**PROBLEM TO SOLVE:**
Reproduce the records below exactly, leaving out any pictures.

**PROVIDED ENTRIES:**
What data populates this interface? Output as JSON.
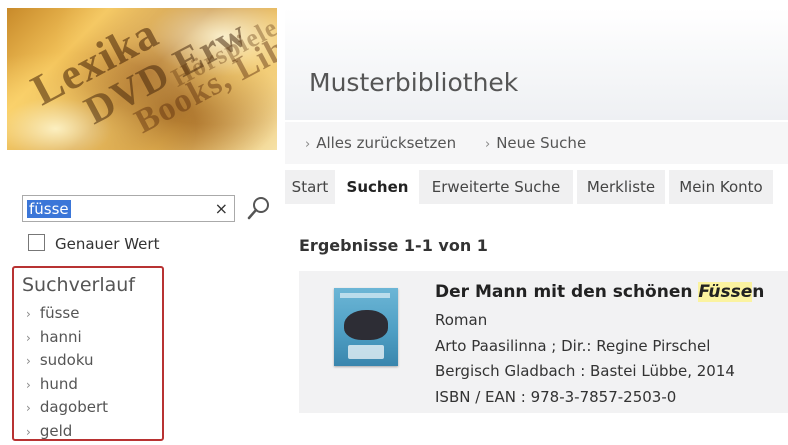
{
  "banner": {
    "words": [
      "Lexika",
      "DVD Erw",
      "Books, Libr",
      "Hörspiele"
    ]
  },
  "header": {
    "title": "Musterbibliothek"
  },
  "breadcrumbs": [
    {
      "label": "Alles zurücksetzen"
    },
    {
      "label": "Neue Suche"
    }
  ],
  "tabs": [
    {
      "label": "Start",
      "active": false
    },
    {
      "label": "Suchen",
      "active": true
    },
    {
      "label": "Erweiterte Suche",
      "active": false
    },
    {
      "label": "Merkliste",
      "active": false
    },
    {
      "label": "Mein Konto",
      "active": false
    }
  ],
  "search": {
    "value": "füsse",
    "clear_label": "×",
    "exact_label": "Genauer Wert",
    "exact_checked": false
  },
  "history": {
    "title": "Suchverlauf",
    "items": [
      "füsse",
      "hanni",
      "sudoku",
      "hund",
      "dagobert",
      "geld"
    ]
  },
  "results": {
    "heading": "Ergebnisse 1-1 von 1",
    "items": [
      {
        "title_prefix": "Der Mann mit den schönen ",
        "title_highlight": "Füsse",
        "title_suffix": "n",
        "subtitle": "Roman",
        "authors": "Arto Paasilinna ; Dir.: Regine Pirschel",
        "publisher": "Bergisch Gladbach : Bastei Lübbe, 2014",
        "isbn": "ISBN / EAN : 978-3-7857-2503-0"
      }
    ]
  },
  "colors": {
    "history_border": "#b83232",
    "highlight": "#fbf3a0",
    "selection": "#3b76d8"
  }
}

**SOLUTION TO THIS EXERCISE:**
What data populates this interface? Output as JSON.
{
  "banner": {
    "words": [
      "Lexika",
      "DVD Erw",
      "Books, Libr",
      "Hörspiele"
    ]
  },
  "header": {
    "title": "Musterbibliothek"
  },
  "breadcrumbs": [
    {
      "label": "Alles zurücksetzen"
    },
    {
      "label": "Neue Suche"
    }
  ],
  "tabs": [
    {
      "label": "Start",
      "active": false
    },
    {
      "label": "Suchen",
      "active": true
    },
    {
      "label": "Erweiterte Suche",
      "active": false
    },
    {
      "label": "Merkliste",
      "active": false
    },
    {
      "label": "Mein Konto",
      "active": false
    }
  ],
  "search": {
    "value": "füsse",
    "clear_label": "×",
    "exact_label": "Genauer Wert",
    "exact_checked": false
  },
  "history": {
    "title": "Suchverlauf",
    "items": [
      "füsse",
      "hanni",
      "sudoku",
      "hund",
      "dagobert",
      "geld"
    ]
  },
  "results": {
    "heading": "Ergebnisse 1-1 von 1",
    "items": [
      {
        "title_prefix": "Der Mann mit den schönen ",
        "title_highlight": "Füsse",
        "title_suffix": "n",
        "subtitle": "Roman",
        "authors": "Arto Paasilinna ; Dir.: Regine Pirschel",
        "publisher": "Bergisch Gladbach : Bastei Lübbe, 2014",
        "isbn": "ISBN / EAN : 978-3-7857-2503-0"
      }
    ]
  },
  "colors": {
    "history_border": "#b83232",
    "highlight": "#fbf3a0",
    "selection": "#3b76d8"
  }
}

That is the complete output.